## PROBLEM STATEMENT
List each line of the data that holds the string "ylabel", please.

## EXERCISE MATERIAL
------------------------------------------------------------------------

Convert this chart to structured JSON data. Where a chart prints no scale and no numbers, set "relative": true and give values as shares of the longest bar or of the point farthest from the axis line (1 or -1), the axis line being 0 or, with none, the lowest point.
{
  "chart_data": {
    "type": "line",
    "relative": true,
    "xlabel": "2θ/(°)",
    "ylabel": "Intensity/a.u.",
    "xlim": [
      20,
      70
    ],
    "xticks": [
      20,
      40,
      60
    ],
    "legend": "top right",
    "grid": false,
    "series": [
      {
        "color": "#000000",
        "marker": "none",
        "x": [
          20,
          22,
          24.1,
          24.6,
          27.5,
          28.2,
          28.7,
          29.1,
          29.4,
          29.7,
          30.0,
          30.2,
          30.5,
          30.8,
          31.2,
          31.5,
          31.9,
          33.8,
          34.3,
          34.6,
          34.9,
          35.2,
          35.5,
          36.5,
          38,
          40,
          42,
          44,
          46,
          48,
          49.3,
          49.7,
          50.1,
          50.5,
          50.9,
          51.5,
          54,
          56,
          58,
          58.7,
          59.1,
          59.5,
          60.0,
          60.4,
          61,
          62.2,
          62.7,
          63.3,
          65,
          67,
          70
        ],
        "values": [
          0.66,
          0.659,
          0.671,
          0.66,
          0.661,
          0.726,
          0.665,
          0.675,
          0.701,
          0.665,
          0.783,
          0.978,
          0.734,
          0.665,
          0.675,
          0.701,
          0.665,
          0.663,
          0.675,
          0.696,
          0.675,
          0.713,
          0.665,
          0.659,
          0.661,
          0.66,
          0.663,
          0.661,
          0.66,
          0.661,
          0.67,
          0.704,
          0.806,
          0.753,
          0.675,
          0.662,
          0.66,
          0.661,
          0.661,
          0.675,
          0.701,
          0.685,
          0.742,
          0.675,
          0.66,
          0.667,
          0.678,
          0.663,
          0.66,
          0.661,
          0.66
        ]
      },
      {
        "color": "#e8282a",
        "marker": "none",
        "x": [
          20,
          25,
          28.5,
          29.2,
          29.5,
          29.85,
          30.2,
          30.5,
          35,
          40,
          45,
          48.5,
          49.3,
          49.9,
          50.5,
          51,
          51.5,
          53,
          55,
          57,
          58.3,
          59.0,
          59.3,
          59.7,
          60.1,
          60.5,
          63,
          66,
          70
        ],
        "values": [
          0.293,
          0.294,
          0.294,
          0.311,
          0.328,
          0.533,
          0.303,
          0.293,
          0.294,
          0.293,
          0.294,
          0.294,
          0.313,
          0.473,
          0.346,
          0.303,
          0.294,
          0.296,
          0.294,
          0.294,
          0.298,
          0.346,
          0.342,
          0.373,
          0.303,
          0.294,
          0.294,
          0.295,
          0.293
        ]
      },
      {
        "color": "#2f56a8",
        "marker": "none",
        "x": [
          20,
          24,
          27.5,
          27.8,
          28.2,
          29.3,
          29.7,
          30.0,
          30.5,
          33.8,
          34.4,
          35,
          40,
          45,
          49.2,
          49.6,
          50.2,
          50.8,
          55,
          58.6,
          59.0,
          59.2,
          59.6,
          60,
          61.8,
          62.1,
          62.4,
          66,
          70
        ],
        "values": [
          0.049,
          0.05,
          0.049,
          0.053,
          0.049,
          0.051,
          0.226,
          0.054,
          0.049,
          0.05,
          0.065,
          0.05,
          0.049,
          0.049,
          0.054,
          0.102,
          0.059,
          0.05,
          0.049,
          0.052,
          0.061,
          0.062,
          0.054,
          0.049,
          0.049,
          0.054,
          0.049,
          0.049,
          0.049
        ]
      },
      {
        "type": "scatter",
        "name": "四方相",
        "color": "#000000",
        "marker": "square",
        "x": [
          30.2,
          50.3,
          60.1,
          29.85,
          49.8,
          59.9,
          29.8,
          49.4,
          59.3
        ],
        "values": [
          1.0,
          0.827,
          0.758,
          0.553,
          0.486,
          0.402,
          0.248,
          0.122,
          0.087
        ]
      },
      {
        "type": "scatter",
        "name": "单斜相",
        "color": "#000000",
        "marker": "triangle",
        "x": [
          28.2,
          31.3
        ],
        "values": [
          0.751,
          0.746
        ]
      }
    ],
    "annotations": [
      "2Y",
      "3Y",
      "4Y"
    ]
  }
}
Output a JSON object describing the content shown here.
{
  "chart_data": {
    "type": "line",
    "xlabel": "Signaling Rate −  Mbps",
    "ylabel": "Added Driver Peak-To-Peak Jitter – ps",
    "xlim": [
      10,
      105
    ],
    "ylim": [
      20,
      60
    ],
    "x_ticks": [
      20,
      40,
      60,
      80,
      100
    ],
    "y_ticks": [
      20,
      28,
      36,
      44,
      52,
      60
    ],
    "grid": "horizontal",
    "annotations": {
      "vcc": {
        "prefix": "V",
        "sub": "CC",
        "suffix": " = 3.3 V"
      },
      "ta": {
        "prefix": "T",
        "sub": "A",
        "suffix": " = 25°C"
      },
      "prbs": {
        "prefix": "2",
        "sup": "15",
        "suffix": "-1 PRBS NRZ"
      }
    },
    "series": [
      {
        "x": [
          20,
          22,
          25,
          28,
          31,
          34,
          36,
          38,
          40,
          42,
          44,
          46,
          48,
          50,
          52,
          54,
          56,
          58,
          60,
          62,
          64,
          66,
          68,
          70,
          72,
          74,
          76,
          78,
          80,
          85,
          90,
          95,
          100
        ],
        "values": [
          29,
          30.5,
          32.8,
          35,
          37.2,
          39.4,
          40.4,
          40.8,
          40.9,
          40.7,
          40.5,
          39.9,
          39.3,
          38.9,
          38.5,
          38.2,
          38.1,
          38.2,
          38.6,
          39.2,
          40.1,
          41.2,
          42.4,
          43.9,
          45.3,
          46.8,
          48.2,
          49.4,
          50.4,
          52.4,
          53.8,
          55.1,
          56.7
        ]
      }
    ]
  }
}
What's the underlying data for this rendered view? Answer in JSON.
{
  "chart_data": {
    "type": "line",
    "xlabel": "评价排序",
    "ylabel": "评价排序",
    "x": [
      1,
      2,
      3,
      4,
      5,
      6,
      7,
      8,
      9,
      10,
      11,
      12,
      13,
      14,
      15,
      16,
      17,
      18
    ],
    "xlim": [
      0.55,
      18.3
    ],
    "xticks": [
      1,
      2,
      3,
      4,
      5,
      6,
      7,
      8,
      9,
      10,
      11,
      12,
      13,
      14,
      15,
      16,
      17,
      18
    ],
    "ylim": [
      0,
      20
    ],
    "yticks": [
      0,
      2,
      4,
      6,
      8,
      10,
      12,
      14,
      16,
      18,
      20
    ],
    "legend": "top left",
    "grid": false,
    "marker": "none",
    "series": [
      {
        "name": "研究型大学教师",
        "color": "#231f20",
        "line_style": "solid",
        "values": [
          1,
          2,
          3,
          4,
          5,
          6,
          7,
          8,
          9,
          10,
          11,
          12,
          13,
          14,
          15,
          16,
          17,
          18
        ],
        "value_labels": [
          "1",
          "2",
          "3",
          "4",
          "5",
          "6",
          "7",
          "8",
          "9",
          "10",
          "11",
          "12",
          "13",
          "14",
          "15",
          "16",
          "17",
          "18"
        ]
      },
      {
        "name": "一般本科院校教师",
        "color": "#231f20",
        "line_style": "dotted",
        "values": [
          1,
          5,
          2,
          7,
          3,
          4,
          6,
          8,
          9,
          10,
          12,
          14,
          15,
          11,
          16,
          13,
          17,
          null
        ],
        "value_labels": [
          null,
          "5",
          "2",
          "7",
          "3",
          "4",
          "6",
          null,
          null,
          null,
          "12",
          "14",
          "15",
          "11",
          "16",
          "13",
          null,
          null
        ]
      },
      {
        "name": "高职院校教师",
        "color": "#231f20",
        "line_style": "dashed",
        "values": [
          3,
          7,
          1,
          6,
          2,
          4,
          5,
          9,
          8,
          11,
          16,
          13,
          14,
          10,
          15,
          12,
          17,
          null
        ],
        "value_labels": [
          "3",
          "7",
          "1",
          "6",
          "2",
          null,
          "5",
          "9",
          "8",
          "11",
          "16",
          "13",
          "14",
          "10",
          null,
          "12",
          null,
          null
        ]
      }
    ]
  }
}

------------------------------------------------------------------------

## REPLY
    "ylabel": "Intensity/a.u.",
    "ylabel": "Added Driver Peak-To-Peak Jitter – ps",
    "ylabel": "评价排序",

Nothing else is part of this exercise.